**Materials provided**.
%%

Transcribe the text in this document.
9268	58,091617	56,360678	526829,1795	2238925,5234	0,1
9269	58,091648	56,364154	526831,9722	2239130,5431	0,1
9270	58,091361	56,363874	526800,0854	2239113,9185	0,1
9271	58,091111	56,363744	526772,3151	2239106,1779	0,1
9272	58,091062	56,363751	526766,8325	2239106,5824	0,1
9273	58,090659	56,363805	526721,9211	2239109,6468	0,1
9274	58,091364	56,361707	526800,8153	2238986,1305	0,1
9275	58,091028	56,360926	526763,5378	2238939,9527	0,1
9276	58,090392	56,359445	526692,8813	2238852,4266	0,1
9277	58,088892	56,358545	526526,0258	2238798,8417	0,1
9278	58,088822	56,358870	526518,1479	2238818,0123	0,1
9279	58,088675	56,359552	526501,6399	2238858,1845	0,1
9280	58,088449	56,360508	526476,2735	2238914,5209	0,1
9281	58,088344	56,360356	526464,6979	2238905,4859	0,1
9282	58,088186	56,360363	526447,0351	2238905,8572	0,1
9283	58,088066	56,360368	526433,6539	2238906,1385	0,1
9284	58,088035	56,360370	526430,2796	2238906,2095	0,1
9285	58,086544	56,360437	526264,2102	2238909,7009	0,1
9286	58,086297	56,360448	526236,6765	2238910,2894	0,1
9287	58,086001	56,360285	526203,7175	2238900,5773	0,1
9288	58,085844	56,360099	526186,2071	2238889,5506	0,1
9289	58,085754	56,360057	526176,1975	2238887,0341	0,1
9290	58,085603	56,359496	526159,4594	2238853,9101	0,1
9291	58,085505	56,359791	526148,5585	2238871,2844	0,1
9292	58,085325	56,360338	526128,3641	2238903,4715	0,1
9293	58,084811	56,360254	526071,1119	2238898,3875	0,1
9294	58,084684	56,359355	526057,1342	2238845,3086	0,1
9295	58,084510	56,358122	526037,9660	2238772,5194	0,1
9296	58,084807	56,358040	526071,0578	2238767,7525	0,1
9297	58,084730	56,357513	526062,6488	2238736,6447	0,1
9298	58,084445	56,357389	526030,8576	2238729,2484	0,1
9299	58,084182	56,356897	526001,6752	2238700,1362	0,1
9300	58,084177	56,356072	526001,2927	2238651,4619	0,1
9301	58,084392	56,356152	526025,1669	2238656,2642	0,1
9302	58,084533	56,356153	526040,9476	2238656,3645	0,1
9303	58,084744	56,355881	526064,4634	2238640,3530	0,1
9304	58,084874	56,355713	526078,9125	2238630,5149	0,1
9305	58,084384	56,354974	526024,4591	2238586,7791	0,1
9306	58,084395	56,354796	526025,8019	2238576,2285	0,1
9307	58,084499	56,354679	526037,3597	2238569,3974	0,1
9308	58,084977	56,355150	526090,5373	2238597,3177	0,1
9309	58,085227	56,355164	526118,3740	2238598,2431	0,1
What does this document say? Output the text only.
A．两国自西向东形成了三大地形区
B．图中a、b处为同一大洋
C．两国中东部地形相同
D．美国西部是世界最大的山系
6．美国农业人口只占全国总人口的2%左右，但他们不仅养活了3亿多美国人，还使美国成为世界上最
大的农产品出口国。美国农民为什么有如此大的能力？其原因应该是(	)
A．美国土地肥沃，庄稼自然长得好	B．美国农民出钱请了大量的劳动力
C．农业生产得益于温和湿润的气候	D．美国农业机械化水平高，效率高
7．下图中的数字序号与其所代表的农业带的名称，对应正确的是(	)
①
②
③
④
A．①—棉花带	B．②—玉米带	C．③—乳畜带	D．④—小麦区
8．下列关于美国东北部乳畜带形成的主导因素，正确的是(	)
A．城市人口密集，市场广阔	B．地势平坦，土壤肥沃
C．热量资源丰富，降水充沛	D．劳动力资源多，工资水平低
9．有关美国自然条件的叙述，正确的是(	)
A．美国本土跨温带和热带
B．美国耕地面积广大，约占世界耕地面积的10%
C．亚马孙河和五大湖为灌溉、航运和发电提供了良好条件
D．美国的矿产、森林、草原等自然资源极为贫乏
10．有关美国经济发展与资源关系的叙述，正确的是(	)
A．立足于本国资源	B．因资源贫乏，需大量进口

%%

**Stated exercise**.
In the listing above, find the line containing "What does this" and please quote exactly that line through the last one, and no other lines.

**Exercise response**.
What does this document say? Output the text only.
A．两国自西向东形成了三大地形区
B．图中a、b处为同一大洋
C．两国中东部地形相同
D．美国西部是世界最大的山系
6．美国农业人口只占全国总人口的2%左右，但他们不仅养活了3亿多美国人，还使美国成为世界上最
大的农产品出口国。美国农民为什么有如此大的能力？其原因应该是(	)
A．美国土地肥沃，庄稼自然长得好	B．美国农民出钱请了大量的劳动力
C．农业生产得益于温和湿润的气候	D．美国农业机械化水平高，效率高
7．下图中的数字序号与其所代表的农业带的名称，对应正确的是(	)
①
②
③
④
A．①—棉花带	B．②—玉米带	C．③—乳畜带	D．④—小麦区
8．下列关于美国东北部乳畜带形成的主导因素，正确的是(	)
A．城市人口密集，市场广阔	B．地势平坦，土壤肥沃
C．热量资源丰富，降水充沛	D．劳动力资源多，工资水平低
9．有关美国自然条件的叙述，正确的是(	)
A．美国本土跨温带和热带
B．美国耕地面积广大，约占世界耕地面积的10%
C．亚马孙河和五大湖为灌溉、航运和发电提供了良好条件
D．美国的矿产、森林、草原等自然资源极为贫乏
10．有关美国经济发展与资源关系的叙述，正确的是(	)
A．立足于本国资源	B．因资源贫乏，需大量进口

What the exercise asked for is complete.